● **WHAT THE TASK REQUIRES**: Lines containing the string "JSON" are to be collected in full.
====
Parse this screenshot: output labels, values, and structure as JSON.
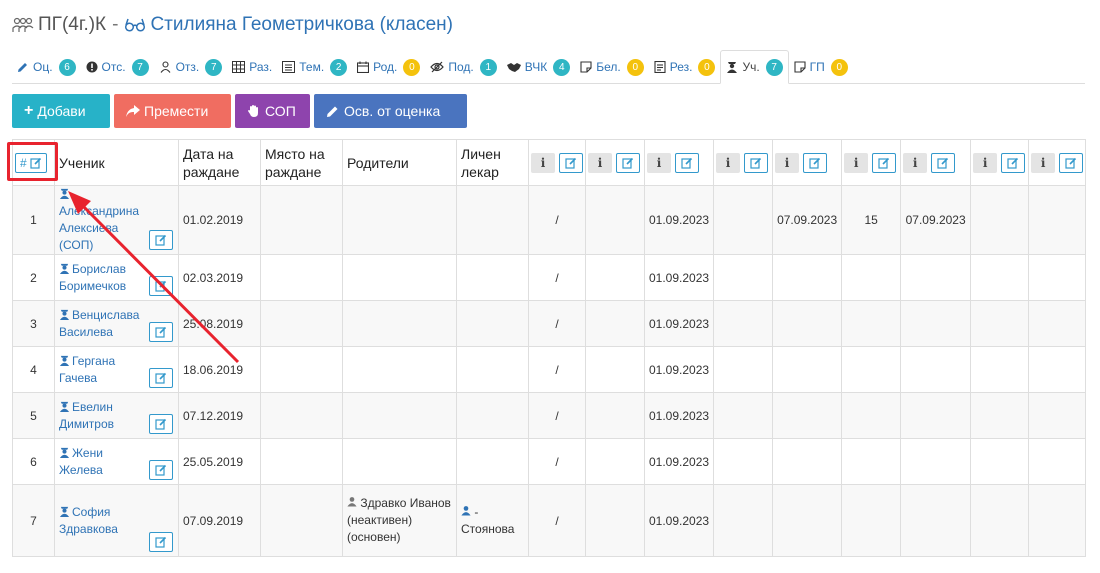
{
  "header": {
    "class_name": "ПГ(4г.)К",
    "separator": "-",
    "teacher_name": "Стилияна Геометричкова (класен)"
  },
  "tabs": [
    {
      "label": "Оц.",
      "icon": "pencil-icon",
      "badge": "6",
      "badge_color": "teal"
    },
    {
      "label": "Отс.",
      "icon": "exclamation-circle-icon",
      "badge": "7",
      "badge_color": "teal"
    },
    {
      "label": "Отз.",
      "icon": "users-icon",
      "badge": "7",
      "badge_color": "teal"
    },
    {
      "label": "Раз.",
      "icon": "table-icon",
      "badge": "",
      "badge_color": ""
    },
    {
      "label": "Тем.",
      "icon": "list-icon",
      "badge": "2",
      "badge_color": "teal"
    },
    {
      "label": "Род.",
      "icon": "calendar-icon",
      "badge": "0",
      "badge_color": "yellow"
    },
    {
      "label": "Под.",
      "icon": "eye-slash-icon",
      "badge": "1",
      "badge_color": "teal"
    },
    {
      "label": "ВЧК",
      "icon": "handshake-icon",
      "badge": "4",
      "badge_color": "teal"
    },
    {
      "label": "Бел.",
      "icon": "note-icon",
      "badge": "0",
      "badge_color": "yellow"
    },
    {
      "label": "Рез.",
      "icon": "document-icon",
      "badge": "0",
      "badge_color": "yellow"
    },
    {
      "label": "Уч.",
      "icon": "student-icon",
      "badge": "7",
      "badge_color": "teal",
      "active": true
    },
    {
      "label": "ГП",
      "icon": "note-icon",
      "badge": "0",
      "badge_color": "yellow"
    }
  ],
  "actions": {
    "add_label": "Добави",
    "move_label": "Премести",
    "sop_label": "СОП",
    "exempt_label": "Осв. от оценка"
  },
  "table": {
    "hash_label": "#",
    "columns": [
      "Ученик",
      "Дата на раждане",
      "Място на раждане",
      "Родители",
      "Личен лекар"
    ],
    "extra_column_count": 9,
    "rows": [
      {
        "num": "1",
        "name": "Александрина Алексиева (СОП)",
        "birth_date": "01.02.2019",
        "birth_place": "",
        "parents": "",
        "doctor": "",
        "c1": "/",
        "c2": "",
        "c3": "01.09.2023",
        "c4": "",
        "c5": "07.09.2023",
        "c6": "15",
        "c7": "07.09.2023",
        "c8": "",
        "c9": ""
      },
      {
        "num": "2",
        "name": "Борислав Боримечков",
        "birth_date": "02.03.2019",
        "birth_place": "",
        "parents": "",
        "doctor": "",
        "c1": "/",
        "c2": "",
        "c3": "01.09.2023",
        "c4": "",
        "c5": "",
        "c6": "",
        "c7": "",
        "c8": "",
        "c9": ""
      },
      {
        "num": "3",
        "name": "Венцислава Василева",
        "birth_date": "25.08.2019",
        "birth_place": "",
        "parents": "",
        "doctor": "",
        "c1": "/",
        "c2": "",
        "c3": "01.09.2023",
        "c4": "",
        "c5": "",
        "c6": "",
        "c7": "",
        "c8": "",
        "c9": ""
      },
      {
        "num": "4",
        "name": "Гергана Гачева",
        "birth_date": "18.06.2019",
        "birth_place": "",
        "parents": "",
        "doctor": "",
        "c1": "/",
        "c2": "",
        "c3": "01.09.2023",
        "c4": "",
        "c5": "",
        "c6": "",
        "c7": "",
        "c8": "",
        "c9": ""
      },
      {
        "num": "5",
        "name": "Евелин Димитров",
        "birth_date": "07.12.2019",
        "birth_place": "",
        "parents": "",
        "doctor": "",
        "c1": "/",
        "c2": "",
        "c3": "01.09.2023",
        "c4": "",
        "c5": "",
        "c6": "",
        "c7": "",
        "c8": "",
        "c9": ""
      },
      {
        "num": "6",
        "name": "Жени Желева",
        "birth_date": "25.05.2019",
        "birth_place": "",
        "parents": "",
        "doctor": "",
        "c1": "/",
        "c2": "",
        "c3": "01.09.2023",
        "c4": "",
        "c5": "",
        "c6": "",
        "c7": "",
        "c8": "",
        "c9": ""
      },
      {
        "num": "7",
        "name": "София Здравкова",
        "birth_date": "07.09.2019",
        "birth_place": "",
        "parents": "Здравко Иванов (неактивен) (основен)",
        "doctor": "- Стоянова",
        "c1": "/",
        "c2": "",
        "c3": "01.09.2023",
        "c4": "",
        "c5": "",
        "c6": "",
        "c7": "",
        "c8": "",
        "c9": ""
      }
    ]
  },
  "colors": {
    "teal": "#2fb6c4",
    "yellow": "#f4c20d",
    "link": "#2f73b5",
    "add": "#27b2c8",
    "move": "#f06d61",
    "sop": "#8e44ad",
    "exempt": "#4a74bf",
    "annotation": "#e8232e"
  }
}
====
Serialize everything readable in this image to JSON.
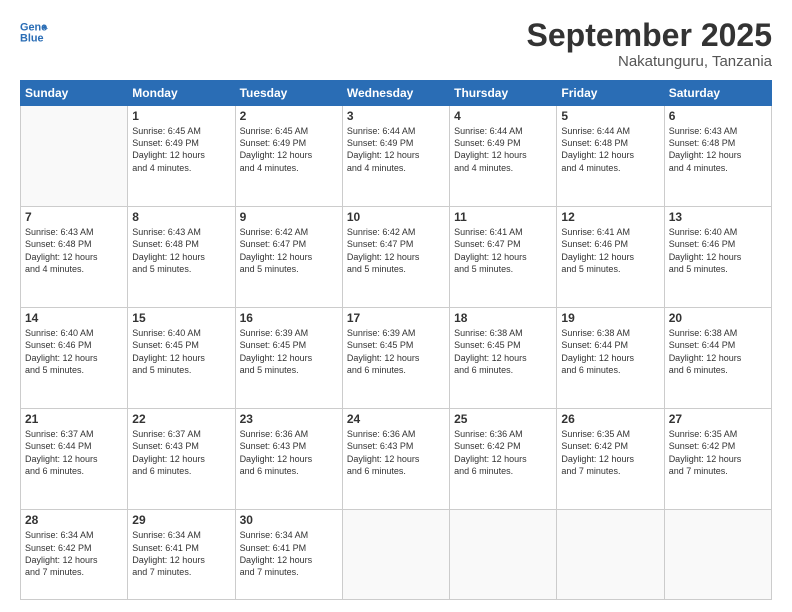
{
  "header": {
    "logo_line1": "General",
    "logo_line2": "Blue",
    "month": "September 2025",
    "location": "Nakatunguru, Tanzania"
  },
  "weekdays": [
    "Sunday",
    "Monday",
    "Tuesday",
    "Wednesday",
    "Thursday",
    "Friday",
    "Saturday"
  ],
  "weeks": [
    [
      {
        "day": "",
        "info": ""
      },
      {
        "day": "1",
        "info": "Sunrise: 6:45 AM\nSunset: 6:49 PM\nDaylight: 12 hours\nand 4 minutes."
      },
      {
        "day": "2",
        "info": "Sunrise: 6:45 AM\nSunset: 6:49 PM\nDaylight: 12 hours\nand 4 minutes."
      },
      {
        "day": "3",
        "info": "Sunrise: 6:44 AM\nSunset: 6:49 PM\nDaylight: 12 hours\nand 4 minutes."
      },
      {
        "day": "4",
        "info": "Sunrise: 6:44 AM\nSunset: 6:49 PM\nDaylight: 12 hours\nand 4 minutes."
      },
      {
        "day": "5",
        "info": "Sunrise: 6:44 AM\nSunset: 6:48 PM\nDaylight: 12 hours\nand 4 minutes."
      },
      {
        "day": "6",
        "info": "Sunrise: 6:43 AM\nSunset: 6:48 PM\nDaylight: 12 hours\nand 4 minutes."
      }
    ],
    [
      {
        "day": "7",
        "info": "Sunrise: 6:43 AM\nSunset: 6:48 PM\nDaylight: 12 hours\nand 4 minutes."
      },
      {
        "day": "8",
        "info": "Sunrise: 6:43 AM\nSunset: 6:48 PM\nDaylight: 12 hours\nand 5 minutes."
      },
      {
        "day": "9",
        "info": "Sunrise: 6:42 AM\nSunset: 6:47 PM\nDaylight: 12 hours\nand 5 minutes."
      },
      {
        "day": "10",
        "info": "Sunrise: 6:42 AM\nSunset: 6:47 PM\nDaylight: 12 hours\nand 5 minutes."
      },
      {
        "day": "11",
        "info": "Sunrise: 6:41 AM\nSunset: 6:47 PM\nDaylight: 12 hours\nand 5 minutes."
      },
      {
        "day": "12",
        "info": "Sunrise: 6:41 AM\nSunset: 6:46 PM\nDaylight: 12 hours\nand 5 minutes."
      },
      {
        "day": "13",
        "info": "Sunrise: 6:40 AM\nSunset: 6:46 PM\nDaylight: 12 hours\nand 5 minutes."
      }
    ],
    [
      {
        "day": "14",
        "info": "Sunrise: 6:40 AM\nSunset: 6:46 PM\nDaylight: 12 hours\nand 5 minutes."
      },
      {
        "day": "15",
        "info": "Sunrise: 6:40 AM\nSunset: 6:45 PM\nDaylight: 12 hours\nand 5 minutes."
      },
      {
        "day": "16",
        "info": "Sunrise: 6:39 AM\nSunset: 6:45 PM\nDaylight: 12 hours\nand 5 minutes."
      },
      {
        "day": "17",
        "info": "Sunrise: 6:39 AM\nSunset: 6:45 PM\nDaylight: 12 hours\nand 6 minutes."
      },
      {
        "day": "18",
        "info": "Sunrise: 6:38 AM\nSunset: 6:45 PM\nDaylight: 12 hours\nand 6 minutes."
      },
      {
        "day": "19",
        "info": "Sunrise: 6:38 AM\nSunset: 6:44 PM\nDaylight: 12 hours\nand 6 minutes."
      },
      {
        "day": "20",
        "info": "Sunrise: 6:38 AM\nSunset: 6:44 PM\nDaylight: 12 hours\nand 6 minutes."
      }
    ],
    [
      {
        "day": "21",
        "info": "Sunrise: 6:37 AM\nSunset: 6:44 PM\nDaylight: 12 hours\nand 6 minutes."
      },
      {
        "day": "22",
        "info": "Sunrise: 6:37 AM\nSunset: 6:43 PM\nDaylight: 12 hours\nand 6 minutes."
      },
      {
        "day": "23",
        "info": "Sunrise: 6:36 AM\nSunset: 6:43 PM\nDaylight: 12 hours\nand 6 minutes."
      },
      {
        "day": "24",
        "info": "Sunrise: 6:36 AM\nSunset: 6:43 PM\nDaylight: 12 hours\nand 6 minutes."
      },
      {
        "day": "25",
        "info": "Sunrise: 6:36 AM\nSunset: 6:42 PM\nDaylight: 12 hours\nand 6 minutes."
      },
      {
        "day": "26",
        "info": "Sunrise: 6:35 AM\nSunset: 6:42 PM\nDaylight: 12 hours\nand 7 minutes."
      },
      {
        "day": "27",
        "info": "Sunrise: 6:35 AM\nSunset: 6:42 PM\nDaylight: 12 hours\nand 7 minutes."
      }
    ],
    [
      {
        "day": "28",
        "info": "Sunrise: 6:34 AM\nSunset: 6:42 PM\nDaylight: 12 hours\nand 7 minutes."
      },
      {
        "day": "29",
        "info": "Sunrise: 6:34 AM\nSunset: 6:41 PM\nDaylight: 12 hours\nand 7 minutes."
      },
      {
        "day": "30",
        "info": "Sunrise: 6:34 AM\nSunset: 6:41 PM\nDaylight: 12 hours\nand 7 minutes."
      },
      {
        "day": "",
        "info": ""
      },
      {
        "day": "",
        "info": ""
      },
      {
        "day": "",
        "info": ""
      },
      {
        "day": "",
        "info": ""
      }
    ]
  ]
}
====
● **OUTPUT**:
Parse this screenshot: output labels, values, and structure as JSON.
Serialize everything readable in this image to JSON.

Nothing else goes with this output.